### To do
Find every line in the records below that contains the string "axis" and copy each one. Case counts.

Extracted data entries
______
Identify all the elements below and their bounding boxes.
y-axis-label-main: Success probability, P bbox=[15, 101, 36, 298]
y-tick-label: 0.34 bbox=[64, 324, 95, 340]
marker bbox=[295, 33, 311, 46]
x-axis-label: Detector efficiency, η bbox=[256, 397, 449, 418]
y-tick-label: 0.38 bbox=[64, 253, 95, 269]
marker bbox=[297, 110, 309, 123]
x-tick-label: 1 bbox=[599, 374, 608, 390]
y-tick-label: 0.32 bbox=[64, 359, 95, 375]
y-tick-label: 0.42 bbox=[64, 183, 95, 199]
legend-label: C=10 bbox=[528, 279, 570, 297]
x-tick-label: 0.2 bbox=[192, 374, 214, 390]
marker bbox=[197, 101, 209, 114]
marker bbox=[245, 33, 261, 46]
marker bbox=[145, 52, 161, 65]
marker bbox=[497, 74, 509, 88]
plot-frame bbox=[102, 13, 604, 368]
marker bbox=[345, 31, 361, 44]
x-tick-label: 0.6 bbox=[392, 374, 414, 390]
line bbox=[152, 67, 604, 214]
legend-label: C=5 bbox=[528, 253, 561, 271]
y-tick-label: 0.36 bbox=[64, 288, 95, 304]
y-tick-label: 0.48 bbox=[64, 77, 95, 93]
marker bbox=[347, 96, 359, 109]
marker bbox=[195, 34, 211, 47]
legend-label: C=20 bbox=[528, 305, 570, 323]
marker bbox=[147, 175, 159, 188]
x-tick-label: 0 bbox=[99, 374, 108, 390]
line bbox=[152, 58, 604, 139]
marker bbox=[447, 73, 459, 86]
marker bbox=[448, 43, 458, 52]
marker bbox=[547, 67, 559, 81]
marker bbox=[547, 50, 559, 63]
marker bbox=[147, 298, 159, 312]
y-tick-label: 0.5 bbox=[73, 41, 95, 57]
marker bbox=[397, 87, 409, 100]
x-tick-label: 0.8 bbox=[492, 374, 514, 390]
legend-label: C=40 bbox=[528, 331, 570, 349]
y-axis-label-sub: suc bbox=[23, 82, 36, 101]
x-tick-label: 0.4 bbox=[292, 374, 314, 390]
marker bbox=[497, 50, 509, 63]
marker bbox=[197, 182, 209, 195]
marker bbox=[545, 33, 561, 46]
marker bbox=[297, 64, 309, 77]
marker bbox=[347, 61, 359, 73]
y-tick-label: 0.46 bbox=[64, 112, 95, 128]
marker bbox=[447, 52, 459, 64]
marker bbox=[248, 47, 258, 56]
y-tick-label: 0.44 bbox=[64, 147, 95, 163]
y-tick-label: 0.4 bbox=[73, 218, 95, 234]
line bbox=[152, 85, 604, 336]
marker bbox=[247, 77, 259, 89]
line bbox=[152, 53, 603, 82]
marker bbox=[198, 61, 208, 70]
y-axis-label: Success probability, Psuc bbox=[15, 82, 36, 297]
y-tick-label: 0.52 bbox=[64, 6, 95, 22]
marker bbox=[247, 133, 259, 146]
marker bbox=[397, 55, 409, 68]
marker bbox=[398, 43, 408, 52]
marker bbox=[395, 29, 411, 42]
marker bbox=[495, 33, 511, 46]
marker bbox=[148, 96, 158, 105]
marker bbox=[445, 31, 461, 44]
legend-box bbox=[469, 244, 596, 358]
______
### Full response
y-axis-label-main: Success probability, P bbox=[15, 101, 36, 298]
x-axis-label: Detector efficiency, η bbox=[256, 397, 449, 418]
y-axis-label-sub: suc bbox=[23, 82, 36, 101]
y-axis-label: Success probability, Psuc bbox=[15, 82, 36, 297]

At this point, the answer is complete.